**Work to be completed:** Quote the records that follow in full and exactly; leave out the pictures.

(begin)

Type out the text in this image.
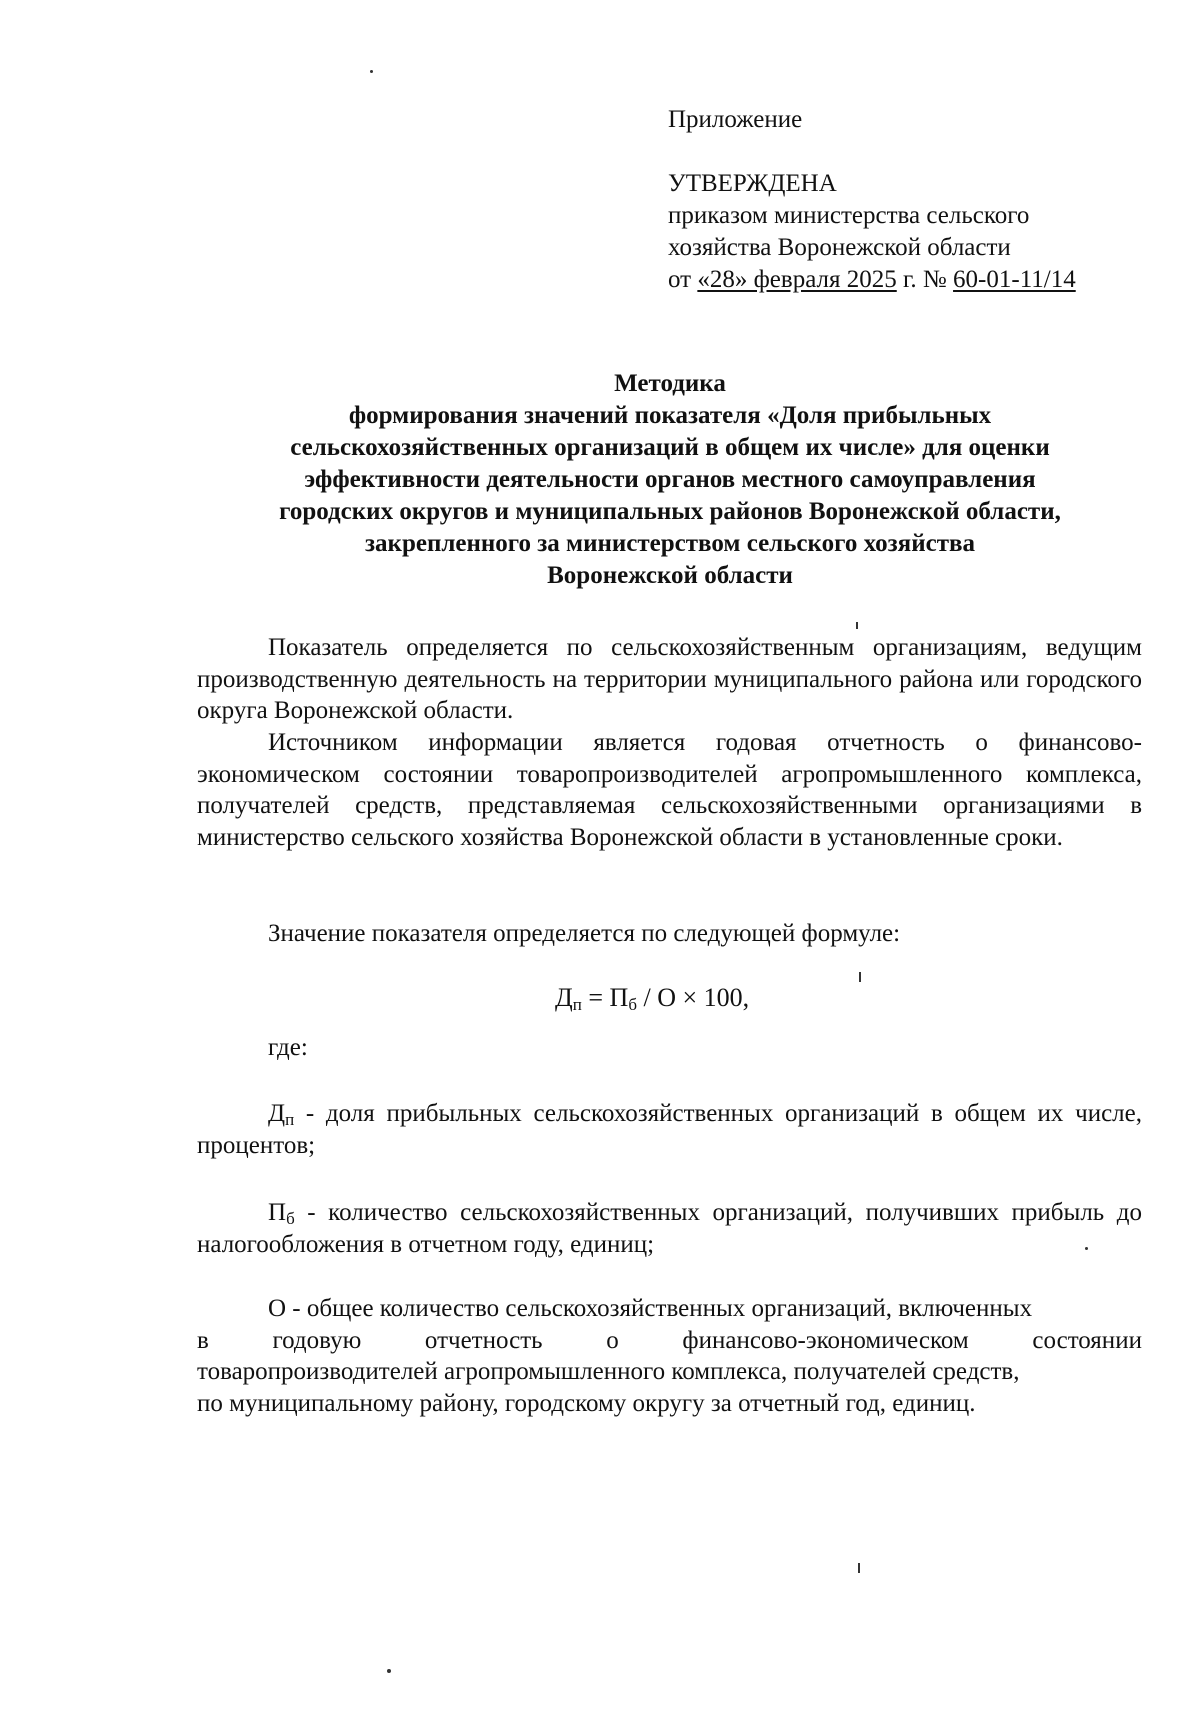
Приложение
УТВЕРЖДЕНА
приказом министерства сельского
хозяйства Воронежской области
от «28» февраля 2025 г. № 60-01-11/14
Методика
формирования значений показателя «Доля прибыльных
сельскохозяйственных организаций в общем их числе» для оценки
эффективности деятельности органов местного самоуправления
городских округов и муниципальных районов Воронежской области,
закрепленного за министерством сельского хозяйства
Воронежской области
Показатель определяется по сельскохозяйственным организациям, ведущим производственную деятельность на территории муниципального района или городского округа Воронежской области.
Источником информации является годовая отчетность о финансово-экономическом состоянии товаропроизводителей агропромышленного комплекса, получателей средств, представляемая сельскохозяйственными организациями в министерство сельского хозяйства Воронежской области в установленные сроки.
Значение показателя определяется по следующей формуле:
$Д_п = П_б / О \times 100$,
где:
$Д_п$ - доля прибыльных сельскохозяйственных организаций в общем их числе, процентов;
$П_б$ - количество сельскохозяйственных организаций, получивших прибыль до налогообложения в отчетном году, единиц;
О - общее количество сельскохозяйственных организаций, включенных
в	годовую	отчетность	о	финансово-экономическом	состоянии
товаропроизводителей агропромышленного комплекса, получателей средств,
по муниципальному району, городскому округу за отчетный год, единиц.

(end)

**Correct result:**
Type out the text in this image.
Приложение
УТВЕРЖДЕНА
приказом министерства сельского
хозяйства Воронежской области
от «28» февраля 2025 г. № 60-01-11/14
Методика
формирования значений показателя «Доля прибыльных
сельскохозяйственных организаций в общем их числе» для оценки
эффективности деятельности органов местного самоуправления
городских округов и муниципальных районов Воронежской области,
закрепленного за министерством сельского хозяйства
Воронежской области
Показатель определяется по сельскохозяйственным организациям, ведущим производственную деятельность на территории муниципального района или городского округа Воронежской области.
Источником информации является годовая отчетность о финансово-экономическом состоянии товаропроизводителей агропромышленного комплекса, получателей средств, представляемая сельскохозяйственными организациями в министерство сельского хозяйства Воронежской области в установленные сроки.
Значение показателя определяется по следующей формуле:
$Д_п = П_б / О \times 100$,
где:
$Д_п$ - доля прибыльных сельскохозяйственных организаций в общем их числе, процентов;
$П_б$ - количество сельскохозяйственных организаций, получивших прибыль до налогообложения в отчетном году, единиц;
О - общее количество сельскохозяйственных организаций, включенных
в	годовую	отчетность	о	финансово-экономическом	состоянии
товаропроизводителей агропромышленного комплекса, получателей средств,
по муниципальному району, городскому округу за отчетный год, единиц.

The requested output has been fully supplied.